##### DATASET ENTRIES

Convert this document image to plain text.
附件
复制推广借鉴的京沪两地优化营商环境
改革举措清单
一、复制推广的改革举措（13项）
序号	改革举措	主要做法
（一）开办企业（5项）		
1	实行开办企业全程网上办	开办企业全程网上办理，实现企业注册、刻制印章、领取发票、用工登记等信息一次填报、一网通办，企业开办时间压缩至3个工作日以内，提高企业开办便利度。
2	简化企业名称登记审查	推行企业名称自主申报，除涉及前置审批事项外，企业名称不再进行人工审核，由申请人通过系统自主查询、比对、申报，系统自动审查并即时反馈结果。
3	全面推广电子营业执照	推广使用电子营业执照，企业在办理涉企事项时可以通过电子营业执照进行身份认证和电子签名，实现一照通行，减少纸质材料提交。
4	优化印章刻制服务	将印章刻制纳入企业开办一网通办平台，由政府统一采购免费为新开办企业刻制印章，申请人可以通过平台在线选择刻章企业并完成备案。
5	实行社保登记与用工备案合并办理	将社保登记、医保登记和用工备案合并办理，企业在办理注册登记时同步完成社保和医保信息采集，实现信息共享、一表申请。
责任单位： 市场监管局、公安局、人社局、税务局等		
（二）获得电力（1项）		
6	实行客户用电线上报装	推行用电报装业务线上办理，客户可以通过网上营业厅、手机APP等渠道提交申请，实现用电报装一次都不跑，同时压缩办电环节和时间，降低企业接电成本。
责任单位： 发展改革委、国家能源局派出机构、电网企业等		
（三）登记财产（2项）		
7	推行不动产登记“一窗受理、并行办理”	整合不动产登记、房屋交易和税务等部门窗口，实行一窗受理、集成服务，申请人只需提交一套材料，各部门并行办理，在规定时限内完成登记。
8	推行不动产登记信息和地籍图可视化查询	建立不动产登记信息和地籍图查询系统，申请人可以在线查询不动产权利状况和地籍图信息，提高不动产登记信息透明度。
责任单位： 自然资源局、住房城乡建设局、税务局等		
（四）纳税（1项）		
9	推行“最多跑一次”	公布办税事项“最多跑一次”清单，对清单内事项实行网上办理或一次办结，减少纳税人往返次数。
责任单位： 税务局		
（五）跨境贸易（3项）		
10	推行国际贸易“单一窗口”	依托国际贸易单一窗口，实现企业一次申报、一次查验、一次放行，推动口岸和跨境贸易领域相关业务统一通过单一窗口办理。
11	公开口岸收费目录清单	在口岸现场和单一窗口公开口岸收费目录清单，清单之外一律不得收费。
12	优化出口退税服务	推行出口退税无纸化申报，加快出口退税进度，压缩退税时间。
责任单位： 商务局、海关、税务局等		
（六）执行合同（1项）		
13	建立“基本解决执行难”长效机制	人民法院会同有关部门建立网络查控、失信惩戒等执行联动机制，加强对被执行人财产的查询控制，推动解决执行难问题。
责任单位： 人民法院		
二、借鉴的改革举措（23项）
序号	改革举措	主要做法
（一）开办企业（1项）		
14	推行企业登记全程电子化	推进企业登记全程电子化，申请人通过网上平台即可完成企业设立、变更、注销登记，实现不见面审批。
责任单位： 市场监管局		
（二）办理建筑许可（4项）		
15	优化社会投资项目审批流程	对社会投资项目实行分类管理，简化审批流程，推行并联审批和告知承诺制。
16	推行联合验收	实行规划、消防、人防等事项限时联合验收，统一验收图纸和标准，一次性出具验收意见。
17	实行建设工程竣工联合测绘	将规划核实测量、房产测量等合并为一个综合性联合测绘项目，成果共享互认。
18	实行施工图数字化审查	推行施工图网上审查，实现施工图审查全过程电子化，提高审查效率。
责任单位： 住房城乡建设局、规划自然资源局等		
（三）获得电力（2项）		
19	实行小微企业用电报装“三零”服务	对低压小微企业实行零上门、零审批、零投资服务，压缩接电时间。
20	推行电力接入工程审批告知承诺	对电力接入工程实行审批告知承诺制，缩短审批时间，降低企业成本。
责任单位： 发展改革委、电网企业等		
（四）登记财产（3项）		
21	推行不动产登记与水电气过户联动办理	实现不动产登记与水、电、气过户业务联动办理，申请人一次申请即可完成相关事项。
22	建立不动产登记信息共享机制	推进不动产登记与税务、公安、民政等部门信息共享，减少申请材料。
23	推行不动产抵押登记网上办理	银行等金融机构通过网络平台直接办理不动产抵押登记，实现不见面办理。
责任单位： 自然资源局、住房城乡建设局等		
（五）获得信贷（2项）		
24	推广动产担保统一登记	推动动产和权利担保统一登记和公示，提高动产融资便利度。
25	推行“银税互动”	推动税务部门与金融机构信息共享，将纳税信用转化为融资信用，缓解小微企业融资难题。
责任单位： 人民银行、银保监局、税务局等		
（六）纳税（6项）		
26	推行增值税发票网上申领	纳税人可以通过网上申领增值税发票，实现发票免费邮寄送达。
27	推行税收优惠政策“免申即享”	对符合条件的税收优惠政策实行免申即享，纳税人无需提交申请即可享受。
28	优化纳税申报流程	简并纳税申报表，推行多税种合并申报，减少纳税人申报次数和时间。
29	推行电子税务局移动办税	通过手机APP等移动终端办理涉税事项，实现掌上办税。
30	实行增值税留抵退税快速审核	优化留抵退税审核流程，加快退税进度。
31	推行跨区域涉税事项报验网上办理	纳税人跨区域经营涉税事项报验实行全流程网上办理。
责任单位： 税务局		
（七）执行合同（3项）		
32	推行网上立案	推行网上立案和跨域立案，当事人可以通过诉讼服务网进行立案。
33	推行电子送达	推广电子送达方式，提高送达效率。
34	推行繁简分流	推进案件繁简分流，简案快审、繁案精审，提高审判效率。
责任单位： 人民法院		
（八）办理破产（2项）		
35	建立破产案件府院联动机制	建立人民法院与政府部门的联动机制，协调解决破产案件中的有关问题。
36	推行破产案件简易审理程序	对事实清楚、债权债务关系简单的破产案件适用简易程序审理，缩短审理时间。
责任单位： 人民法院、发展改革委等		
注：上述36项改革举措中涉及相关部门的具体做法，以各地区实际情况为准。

##########

YOUR TASK: Retype all of the data shown above, word for word.

EXERCISE ANSWER:
Convert this document image to plain text.
附件
复制推广借鉴的京沪两地优化营商环境
改革举措清单
一、复制推广的改革举措（13项）
序号	改革举措	主要做法
（一）开办企业（5项）		
1	实行开办企业全程网上办	开办企业全程网上办理，实现企业注册、刻制印章、领取发票、用工登记等信息一次填报、一网通办，企业开办时间压缩至3个工作日以内，提高企业开办便利度。
2	简化企业名称登记审查	推行企业名称自主申报，除涉及前置审批事项外，企业名称不再进行人工审核，由申请人通过系统自主查询、比对、申报，系统自动审查并即时反馈结果。
3	全面推广电子营业执照	推广使用电子营业执照，企业在办理涉企事项时可以通过电子营业执照进行身份认证和电子签名，实现一照通行，减少纸质材料提交。
4	优化印章刻制服务	将印章刻制纳入企业开办一网通办平台，由政府统一采购免费为新开办企业刻制印章，申请人可以通过平台在线选择刻章企业并完成备案。
5	实行社保登记与用工备案合并办理	将社保登记、医保登记和用工备案合并办理，企业在办理注册登记时同步完成社保和医保信息采集，实现信息共享、一表申请。
责任单位： 市场监管局、公安局、人社局、税务局等		
（二）获得电力（1项）		
6	实行客户用电线上报装	推行用电报装业务线上办理，客户可以通过网上营业厅、手机APP等渠道提交申请，实现用电报装一次都不跑，同时压缩办电环节和时间，降低企业接电成本。
责任单位： 发展改革委、国家能源局派出机构、电网企业等		
（三）登记财产（2项）		
7	推行不动产登记“一窗受理、并行办理”	整合不动产登记、房屋交易和税务等部门窗口，实行一窗受理、集成服务，申请人只需提交一套材料，各部门并行办理，在规定时限内完成登记。
8	推行不动产登记信息和地籍图可视化查询	建立不动产登记信息和地籍图查询系统，申请人可以在线查询不动产权利状况和地籍图信息，提高不动产登记信息透明度。
责任单位： 自然资源局、住房城乡建设局、税务局等		
（四）纳税（1项）		
9	推行“最多跑一次”	公布办税事项“最多跑一次”清单，对清单内事项实行网上办理或一次办结，减少纳税人往返次数。
责任单位： 税务局		
（五）跨境贸易（3项）		
10	推行国际贸易“单一窗口”	依托国际贸易单一窗口，实现企业一次申报、一次查验、一次放行，推动口岸和跨境贸易领域相关业务统一通过单一窗口办理。
11	公开口岸收费目录清单	在口岸现场和单一窗口公开口岸收费目录清单，清单之外一律不得收费。
12	优化出口退税服务	推行出口退税无纸化申报，加快出口退税进度，压缩退税时间。
责任单位： 商务局、海关、税务局等		
（六）执行合同（1项）		
13	建立“基本解决执行难”长效机制	人民法院会同有关部门建立网络查控、失信惩戒等执行联动机制，加强对被执行人财产的查询控制，推动解决执行难问题。
责任单位： 人民法院		
二、借鉴的改革举措（23项）
序号	改革举措	主要做法
（一）开办企业（1项）		
14	推行企业登记全程电子化	推进企业登记全程电子化，申请人通过网上平台即可完成企业设立、变更、注销登记，实现不见面审批。
责任单位： 市场监管局		
（二）办理建筑许可（4项）		
15	优化社会投资项目审批流程	对社会投资项目实行分类管理，简化审批流程，推行并联审批和告知承诺制。
16	推行联合验收	实行规划、消防、人防等事项限时联合验收，统一验收图纸和标准，一次性出具验收意见。
17	实行建设工程竣工联合测绘	将规划核实测量、房产测量等合并为一个综合性联合测绘项目，成果共享互认。
18	实行施工图数字化审查	推行施工图网上审查，实现施工图审查全过程电子化，提高审查效率。
责任单位： 住房城乡建设局、规划自然资源局等		
（三）获得电力（2项）		
19	实行小微企业用电报装“三零”服务	对低压小微企业实行零上门、零审批、零投资服务，压缩接电时间。
20	推行电力接入工程审批告知承诺	对电力接入工程实行审批告知承诺制，缩短审批时间，降低企业成本。
责任单位： 发展改革委、电网企业等		
（四）登记财产（3项）		
21	推行不动产登记与水电气过户联动办理	实现不动产登记与水、电、气过户业务联动办理，申请人一次申请即可完成相关事项。
22	建立不动产登记信息共享机制	推进不动产登记与税务、公安、民政等部门信息共享，减少申请材料。
23	推行不动产抵押登记网上办理	银行等金融机构通过网络平台直接办理不动产抵押登记，实现不见面办理。
责任单位： 自然资源局、住房城乡建设局等		
（五）获得信贷（2项）		
24	推广动产担保统一登记	推动动产和权利担保统一登记和公示，提高动产融资便利度。
25	推行“银税互动”	推动税务部门与金融机构信息共享，将纳税信用转化为融资信用，缓解小微企业融资难题。
责任单位： 人民银行、银保监局、税务局等		
（六）纳税（6项）		
26	推行增值税发票网上申领	纳税人可以通过网上申领增值税发票，实现发票免费邮寄送达。
27	推行税收优惠政策“免申即享”	对符合条件的税收优惠政策实行免申即享，纳税人无需提交申请即可享受。
28	优化纳税申报流程	简并纳税申报表，推行多税种合并申报，减少纳税人申报次数和时间。
29	推行电子税务局移动办税	通过手机APP等移动终端办理涉税事项，实现掌上办税。
30	实行增值税留抵退税快速审核	优化留抵退税审核流程，加快退税进度。
31	推行跨区域涉税事项报验网上办理	纳税人跨区域经营涉税事项报验实行全流程网上办理。
责任单位： 税务局		
（七）执行合同（3项）		
32	推行网上立案	推行网上立案和跨域立案，当事人可以通过诉讼服务网进行立案。
33	推行电子送达	推广电子送达方式，提高送达效率。
34	推行繁简分流	推进案件繁简分流，简案快审、繁案精审，提高审判效率。
责任单位： 人民法院		
（八）办理破产（2项）		
35	建立破产案件府院联动机制	建立人民法院与政府部门的联动机制，协调解决破产案件中的有关问题。
36	推行破产案件简易审理程序	对事实清楚、债权债务关系简单的破产案件适用简易程序审理，缩短审理时间。
责任单位： 人民法院、发展改革委等		
注：上述36项改革举措中涉及相关部门的具体做法，以各地区实际情况为准。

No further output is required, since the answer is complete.